+++ DATASET
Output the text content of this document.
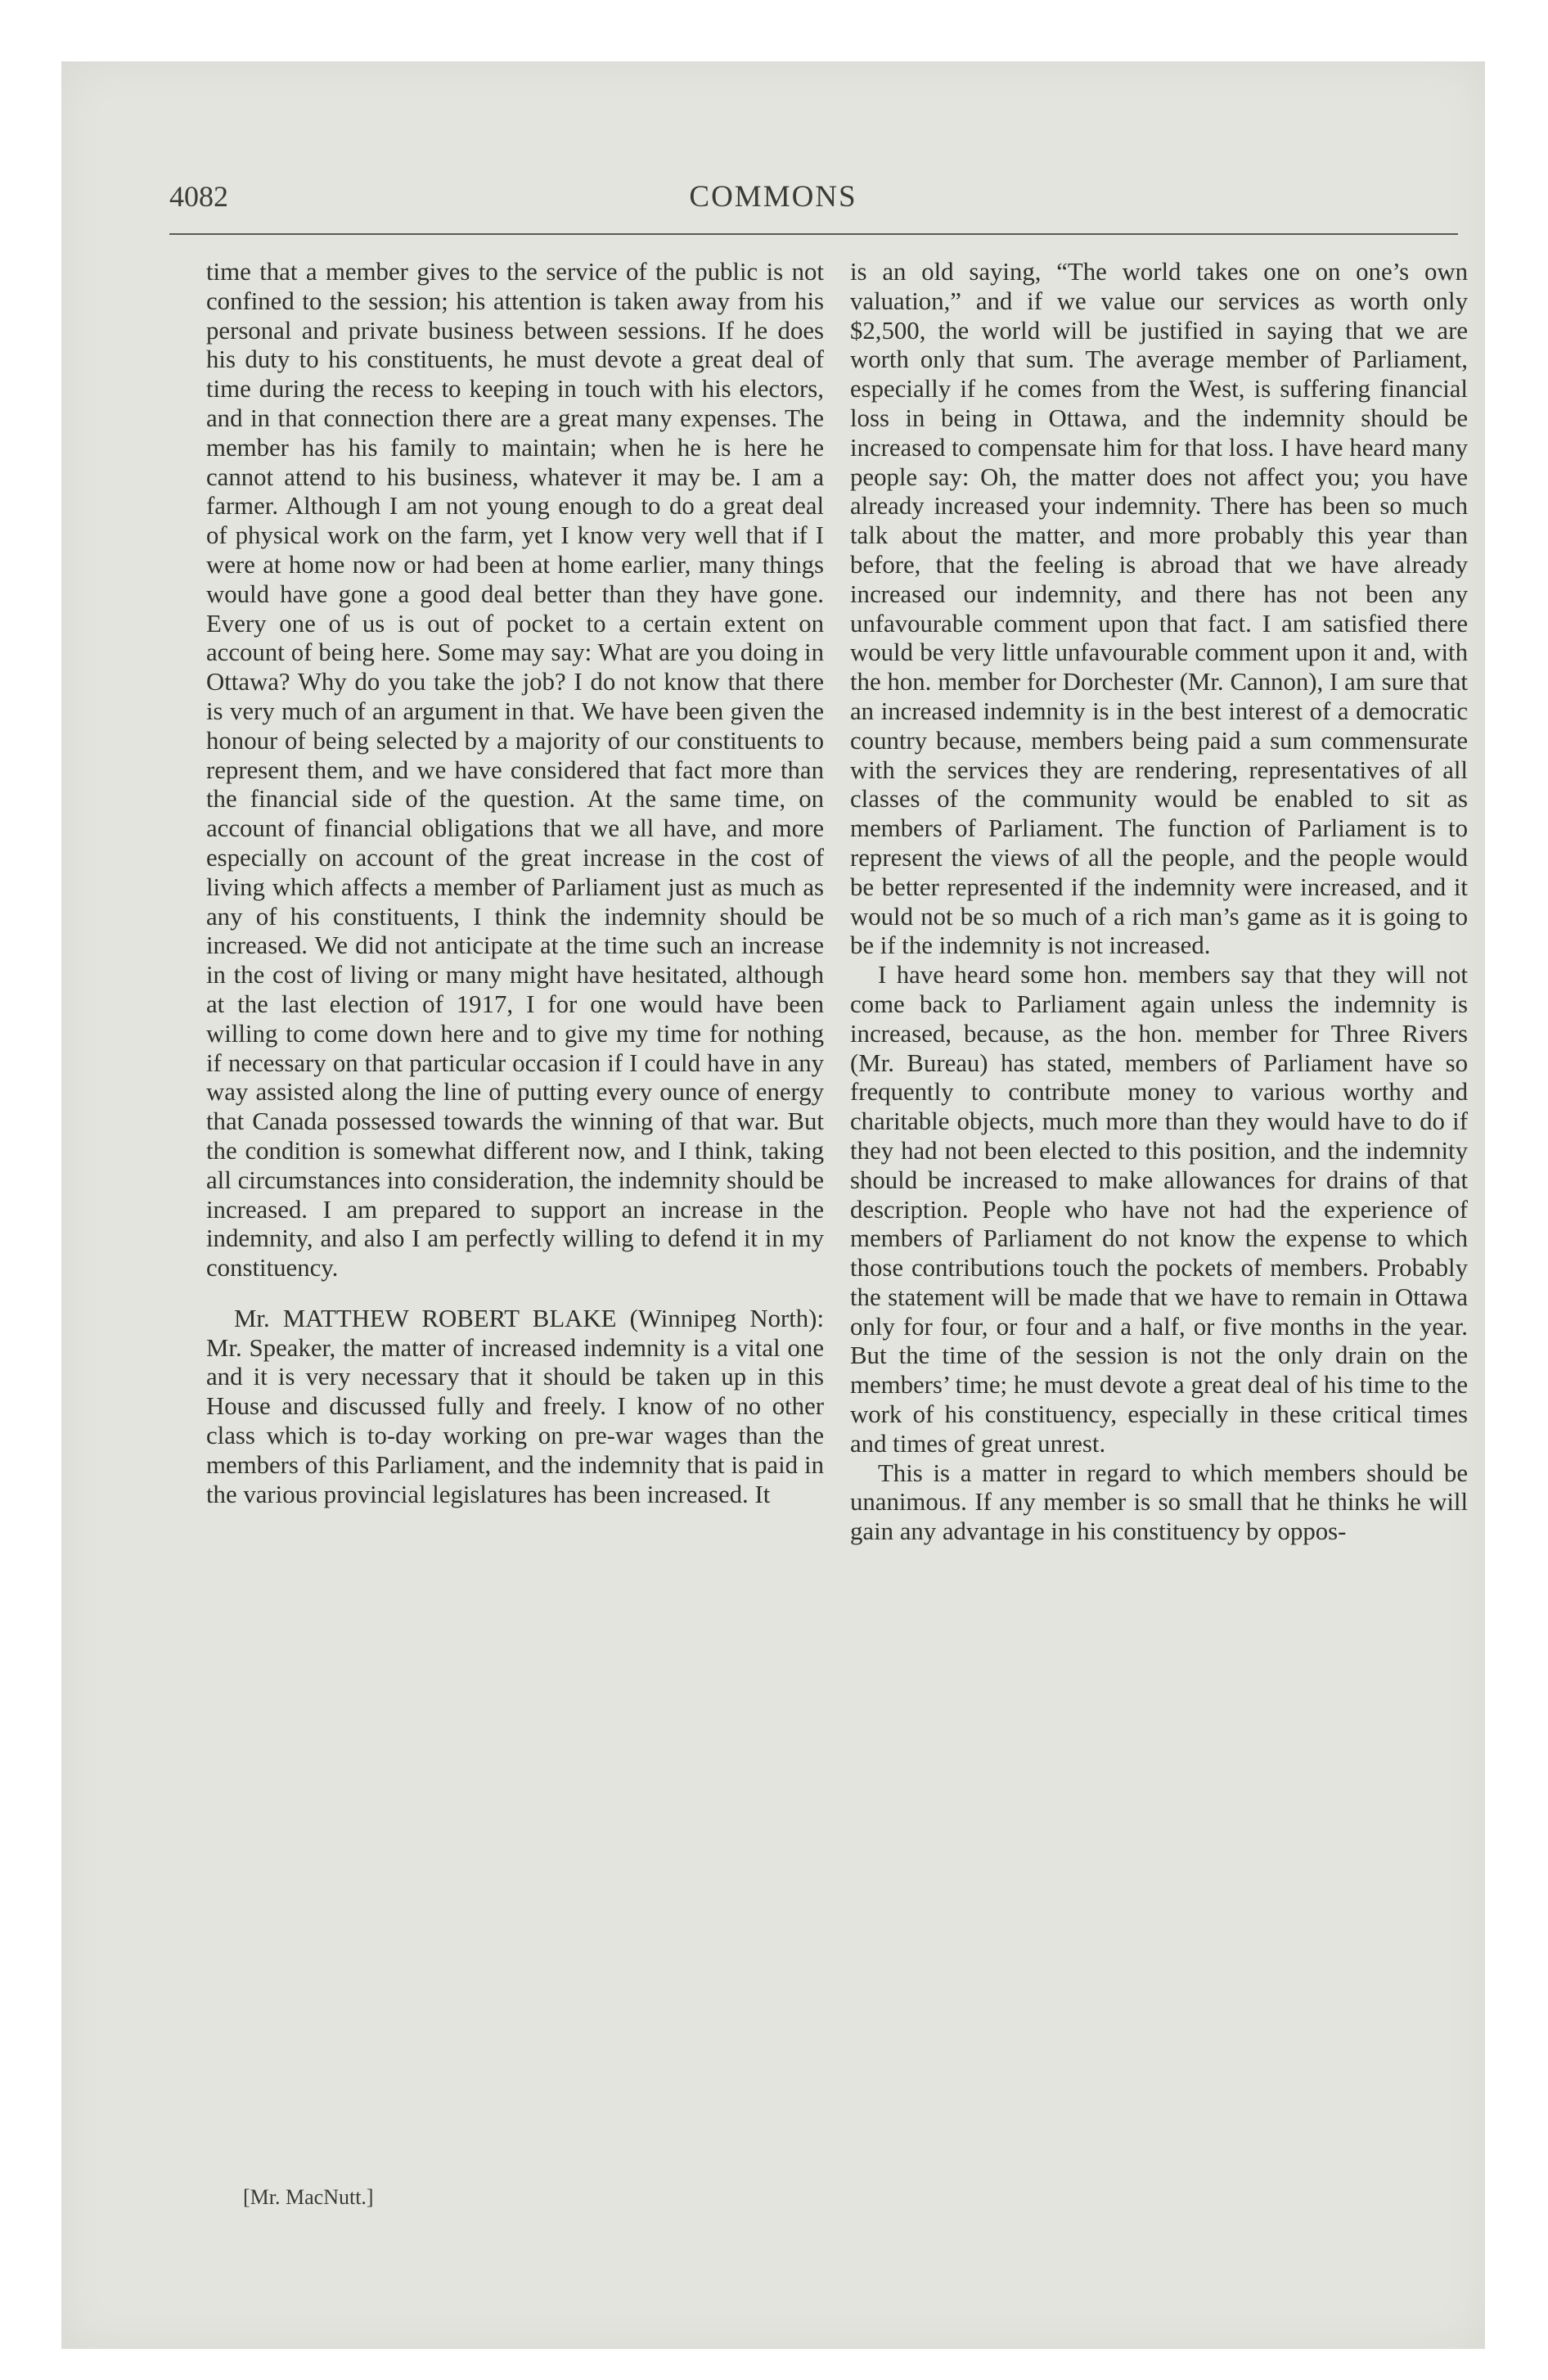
4082	COMMONS

time that a member gives to the service of the public is not confined to the session; his attention is taken away from his personal and private business between sessions. If he does his duty to his constituents, he must devote a great deal of time during the recess to keeping in touch with his electors, and in that connection there are a great many expenses. The member has his family to maintain; when he is here he cannot attend to his business, whatever it may be. I am a farmer. Although I am not young enough to do a great deal of physical work on the farm, yet I know very well that if I were at home now or had been at home earlier, many things would have gone a good deal better than they have gone. Every one of us is out of pocket to a certain extent on account of being here. Some may say: What are you doing in Ottawa? Why do you take the job? I do not know that there is very much of an argument in that. We have been given the honour of being selected by a majority of our constituents to represent them, and we have considered that fact more than the financial side of the question. At the same time, on account of financial obligations that we all have, and more especially on account of the great increase in the cost of living which affects a member of Parliament just as much as any of his constituents, I think the indemnity should be increased. We did not anticipate at the time such an increase in the cost of living or many might have hesitated, although at the last election of 1917, I for one would have been willing to come down here and to give my time for nothing if necessary on that particular occasion if I could have in any way assisted along the line of putting every ounce of energy that Canada possessed towards the winning of that war. But the condition is somewhat different now, and I think, taking all circumstances into consideration, the indemnity should be increased. I am prepared to support an increase in the indemnity, and also I am perfectly willing to defend it in my constituency.

Mr. MATTHEW ROBERT BLAKE (Winnipeg North): Mr. Speaker, the matter of increased indemnity is a vital one and it is very necessary that it should be taken up in this House and discussed fully and freely. I know of no other class which is to-day working on pre-war wages than the members of this Parliament, and the indemnity that is paid in the various provincial legislatures has been increased. It

is an old saying, “The world takes one on one’s own valuation,” and if we value our services as worth only $2,500, the world will be justified in saying that we are worth only that sum. The average member of Parliament, especially if he comes from the West, is suffering financial loss in being in Ottawa, and the indemnity should be increased to compensate him for that loss. I have heard many people say: Oh, the matter does not affect you; you have already increased your indemnity. There has been so much talk about the matter, and more probably this year than before, that the feeling is abroad that we have already increased our indemnity, and there has not been any unfavourable comment upon that fact. I am satisfied there would be very little unfavourable comment upon it and, with the hon. member for Dorchester (Mr. Cannon), I am sure that an increased indemnity is in the best interest of a democratic country because, members being paid a sum commensurate with the services they are rendering, representatives of all classes of the community would be enabled to sit as members of Parliament. The function of Parliament is to represent the views of all the people, and the people would be better represented if the indemnity were increased, and it would not be so much of a rich man’s game as it is going to be if the indemnity is not increased.

I have heard some hon. members say that they will not come back to Parliament again unless the indemnity is increased, because, as the hon. member for Three Rivers (Mr. Bureau) has stated, members of Parliament have so frequently to contribute money to various worthy and charitable objects, much more than they would have to do if they had not been elected to this position, and the indemnity should be increased to make allowances for drains of that description. People who have not had the experience of members of Parliament do not know the expense to which those contributions touch the pockets of members. Probably the statement will be made that we have to remain in Ottawa only for four, or four and a half, or five months in the year. But the time of the session is not the only drain on the members’ time; he must devote a great deal of his time to the work of his constituency, especially in these critical times and times of great unrest.

This is a matter in regard to which members should be unanimous. If any member is so small that he thinks he will gain any advantage in his constituency by oppos-

[Mr. MacNutt.]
++++++
-- GOAL --
Your job is to transcribe the entries above exactly; skip the pictures.

-- RESPONSE --
Output the text content of this document.
4082	COMMONS

time that a member gives to the service of the public is not confined to the session; his attention is taken away from his personal and private business between sessions. If he does his duty to his constituents, he must devote a great deal of time during the recess to keeping in touch with his electors, and in that connection there are a great many expenses. The member has his family to maintain; when he is here he cannot attend to his business, whatever it may be. I am a farmer. Although I am not young enough to do a great deal of physical work on the farm, yet I know very well that if I were at home now or had been at home earlier, many things would have gone a good deal better than they have gone. Every one of us is out of pocket to a certain extent on account of being here. Some may say: What are you doing in Ottawa? Why do you take the job? I do not know that there is very much of an argument in that. We have been given the honour of being selected by a majority of our constituents to represent them, and we have considered that fact more than the financial side of the question. At the same time, on account of financial obligations that we all have, and more especially on account of the great increase in the cost of living which affects a member of Parliament just as much as any of his constituents, I think the indemnity should be increased. We did not anticipate at the time such an increase in the cost of living or many might have hesitated, although at the last election of 1917, I for one would have been willing to come down here and to give my time for nothing if necessary on that particular occasion if I could have in any way assisted along the line of putting every ounce of energy that Canada possessed towards the winning of that war. But the condition is somewhat different now, and I think, taking all circumstances into consideration, the indemnity should be increased. I am prepared to support an increase in the indemnity, and also I am perfectly willing to defend it in my constituency.

Mr. MATTHEW ROBERT BLAKE (Winnipeg North): Mr. Speaker, the matter of increased indemnity is a vital one and it is very necessary that it should be taken up in this House and discussed fully and freely. I know of no other class which is to-day working on pre-war wages than the members of this Parliament, and the indemnity that is paid in the various provincial legislatures has been increased. It

is an old saying, “The world takes one on one’s own valuation,” and if we value our services as worth only $2,500, the world will be justified in saying that we are worth only that sum. The average member of Parliament, especially if he comes from the West, is suffering financial loss in being in Ottawa, and the indemnity should be increased to compensate him for that loss. I have heard many people say: Oh, the matter does not affect you; you have already increased your indemnity. There has been so much talk about the matter, and more probably this year than before, that the feeling is abroad that we have already increased our indemnity, and there has not been any unfavourable comment upon that fact. I am satisfied there would be very little unfavourable comment upon it and, with the hon. member for Dorchester (Mr. Cannon), I am sure that an increased indemnity is in the best interest of a democratic country because, members being paid a sum commensurate with the services they are rendering, representatives of all classes of the community would be enabled to sit as members of Parliament. The function of Parliament is to represent the views of all the people, and the people would be better represented if the indemnity were increased, and it would not be so much of a rich man’s game as it is going to be if the indemnity is not increased.

I have heard some hon. members say that they will not come back to Parliament again unless the indemnity is increased, because, as the hon. member for Three Rivers (Mr. Bureau) has stated, members of Parliament have so frequently to contribute money to various worthy and charitable objects, much more than they would have to do if they had not been elected to this position, and the indemnity should be increased to make allowances for drains of that description. People who have not had the experience of members of Parliament do not know the expense to which those contributions touch the pockets of members. Probably the statement will be made that we have to remain in Ottawa only for four, or four and a half, or five months in the year. But the time of the session is not the only drain on the members’ time; he must devote a great deal of his time to the work of his constituency, especially in these critical times and times of great unrest.

This is a matter in regard to which members should be unanimous. If any member is so small that he thinks he will gain any advantage in his constituency by oppos-

[Mr. MacNutt.]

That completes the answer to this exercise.